OBJECTIVE
Determine how many lines contain the string "JSON". Respond with that number and nothing more.

* Begin GIVEN DATA *

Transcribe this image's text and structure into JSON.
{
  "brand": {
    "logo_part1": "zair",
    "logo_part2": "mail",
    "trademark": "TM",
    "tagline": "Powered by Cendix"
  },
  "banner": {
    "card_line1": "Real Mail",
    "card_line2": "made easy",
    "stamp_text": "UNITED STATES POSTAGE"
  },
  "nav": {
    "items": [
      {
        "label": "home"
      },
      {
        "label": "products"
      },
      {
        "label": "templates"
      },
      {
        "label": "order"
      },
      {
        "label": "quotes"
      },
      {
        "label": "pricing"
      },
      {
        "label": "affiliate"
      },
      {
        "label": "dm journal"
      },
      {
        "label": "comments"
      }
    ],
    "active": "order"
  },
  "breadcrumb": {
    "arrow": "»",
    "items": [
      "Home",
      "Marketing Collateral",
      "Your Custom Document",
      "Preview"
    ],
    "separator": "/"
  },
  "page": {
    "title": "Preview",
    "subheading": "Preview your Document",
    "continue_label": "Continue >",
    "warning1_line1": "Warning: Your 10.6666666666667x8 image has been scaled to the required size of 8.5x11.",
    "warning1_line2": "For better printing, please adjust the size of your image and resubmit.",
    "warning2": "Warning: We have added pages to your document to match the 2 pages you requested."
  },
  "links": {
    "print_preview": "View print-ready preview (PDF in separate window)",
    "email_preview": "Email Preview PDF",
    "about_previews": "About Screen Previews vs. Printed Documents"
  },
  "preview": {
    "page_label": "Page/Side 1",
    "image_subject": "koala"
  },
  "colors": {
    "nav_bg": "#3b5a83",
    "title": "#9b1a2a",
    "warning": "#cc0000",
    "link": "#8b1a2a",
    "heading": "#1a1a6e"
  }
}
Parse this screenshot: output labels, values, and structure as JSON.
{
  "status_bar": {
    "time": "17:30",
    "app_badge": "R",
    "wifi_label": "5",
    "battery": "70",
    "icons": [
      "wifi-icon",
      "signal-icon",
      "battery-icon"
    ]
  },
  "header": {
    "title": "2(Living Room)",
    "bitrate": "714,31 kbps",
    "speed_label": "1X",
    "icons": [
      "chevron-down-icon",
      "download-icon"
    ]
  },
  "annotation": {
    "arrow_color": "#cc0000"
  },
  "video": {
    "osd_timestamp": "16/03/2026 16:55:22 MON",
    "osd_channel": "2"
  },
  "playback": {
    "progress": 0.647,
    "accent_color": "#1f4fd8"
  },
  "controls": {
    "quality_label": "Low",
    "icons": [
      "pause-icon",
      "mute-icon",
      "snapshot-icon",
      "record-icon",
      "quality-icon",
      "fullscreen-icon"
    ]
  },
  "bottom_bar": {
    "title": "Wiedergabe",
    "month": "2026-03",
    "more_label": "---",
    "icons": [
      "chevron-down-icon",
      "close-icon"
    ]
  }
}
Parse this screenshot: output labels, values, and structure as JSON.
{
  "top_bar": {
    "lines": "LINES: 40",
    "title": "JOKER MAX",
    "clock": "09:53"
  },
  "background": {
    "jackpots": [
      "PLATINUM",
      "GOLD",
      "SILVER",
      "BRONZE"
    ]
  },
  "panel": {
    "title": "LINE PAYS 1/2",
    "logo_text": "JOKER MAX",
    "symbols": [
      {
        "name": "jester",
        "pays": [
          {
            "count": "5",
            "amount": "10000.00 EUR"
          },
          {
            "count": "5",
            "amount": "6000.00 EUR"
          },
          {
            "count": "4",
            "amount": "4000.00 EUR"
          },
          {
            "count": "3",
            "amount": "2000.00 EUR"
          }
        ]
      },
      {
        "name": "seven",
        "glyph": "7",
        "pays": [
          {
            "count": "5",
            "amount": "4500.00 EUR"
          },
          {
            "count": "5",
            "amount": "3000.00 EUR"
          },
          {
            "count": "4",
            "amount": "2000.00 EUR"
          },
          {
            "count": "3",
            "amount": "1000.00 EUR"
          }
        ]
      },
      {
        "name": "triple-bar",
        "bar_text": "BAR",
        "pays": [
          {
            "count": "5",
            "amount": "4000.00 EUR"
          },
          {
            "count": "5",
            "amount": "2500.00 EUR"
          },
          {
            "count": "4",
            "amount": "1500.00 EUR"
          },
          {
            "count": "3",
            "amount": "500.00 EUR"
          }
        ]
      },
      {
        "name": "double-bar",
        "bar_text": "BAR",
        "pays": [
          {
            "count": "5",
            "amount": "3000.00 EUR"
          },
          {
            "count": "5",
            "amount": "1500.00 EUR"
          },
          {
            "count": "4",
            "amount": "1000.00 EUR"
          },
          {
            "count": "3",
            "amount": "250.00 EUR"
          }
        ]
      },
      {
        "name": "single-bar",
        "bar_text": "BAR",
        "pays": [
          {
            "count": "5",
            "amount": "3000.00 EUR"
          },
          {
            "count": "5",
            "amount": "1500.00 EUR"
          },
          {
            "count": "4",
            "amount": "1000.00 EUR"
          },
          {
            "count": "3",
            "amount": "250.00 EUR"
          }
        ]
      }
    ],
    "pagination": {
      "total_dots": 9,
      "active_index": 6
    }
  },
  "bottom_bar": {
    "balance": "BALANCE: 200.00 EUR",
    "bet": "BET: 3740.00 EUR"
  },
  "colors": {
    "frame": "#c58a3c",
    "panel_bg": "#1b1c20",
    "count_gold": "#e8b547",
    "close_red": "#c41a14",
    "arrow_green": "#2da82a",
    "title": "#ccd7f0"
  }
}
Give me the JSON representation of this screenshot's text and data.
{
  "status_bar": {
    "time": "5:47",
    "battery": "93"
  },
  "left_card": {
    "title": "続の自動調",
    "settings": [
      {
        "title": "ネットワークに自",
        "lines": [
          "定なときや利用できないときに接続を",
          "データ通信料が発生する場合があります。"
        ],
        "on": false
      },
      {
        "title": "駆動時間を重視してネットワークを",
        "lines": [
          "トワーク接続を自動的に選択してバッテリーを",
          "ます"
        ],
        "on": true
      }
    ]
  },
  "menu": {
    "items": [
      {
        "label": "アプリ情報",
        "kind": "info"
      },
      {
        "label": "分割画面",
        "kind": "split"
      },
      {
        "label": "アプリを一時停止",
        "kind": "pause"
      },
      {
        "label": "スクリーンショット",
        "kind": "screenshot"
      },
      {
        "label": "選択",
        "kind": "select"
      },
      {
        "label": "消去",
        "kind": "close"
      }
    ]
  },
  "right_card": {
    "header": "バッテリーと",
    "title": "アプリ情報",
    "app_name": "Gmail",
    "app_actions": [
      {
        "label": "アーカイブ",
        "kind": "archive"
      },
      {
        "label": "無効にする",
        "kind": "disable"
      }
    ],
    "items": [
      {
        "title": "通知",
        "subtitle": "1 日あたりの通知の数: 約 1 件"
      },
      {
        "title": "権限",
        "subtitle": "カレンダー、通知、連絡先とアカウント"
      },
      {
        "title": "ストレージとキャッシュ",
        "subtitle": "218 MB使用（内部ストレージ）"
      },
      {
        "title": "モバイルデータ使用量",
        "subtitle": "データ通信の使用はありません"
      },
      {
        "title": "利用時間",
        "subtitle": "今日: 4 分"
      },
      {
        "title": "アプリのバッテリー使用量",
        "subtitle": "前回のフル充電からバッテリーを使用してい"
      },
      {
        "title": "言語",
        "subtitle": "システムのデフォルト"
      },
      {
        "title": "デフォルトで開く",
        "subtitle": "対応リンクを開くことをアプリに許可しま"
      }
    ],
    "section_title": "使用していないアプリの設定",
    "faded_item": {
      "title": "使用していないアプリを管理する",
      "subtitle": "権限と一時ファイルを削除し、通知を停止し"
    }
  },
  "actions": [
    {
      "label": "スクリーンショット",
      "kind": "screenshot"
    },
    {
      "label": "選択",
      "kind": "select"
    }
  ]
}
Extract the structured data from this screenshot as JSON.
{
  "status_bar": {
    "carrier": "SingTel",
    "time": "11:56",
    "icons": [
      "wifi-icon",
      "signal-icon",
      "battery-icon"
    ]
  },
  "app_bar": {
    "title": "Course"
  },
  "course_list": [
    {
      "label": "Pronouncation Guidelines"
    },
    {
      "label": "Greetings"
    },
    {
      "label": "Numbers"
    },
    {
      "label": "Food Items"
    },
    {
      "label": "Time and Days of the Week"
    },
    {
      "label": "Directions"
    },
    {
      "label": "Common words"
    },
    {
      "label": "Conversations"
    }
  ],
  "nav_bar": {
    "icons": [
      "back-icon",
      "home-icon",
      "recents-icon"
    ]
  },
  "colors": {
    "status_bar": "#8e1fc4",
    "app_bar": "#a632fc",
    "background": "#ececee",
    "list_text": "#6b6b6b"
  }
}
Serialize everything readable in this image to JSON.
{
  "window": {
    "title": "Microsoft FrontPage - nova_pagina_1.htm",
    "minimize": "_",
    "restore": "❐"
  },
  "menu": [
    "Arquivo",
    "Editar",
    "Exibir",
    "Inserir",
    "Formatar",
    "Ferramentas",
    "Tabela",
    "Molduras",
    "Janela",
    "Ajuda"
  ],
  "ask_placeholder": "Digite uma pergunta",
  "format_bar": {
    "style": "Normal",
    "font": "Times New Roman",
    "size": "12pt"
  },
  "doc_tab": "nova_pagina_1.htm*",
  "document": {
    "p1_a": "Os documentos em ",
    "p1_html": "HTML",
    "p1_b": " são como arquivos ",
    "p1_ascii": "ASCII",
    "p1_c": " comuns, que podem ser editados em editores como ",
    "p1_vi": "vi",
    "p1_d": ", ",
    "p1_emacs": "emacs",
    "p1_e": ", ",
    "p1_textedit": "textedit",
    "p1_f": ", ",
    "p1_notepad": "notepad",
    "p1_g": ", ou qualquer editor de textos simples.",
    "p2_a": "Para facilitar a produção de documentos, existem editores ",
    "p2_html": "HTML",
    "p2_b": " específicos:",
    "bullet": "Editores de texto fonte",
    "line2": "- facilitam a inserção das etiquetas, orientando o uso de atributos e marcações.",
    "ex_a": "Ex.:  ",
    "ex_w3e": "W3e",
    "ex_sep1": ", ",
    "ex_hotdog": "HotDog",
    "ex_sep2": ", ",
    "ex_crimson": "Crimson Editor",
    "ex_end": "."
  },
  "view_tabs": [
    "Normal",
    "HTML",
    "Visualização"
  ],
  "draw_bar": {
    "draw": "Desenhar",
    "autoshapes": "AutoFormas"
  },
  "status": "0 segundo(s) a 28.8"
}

* End GIVEN DATA *

TASK OUTPUT
6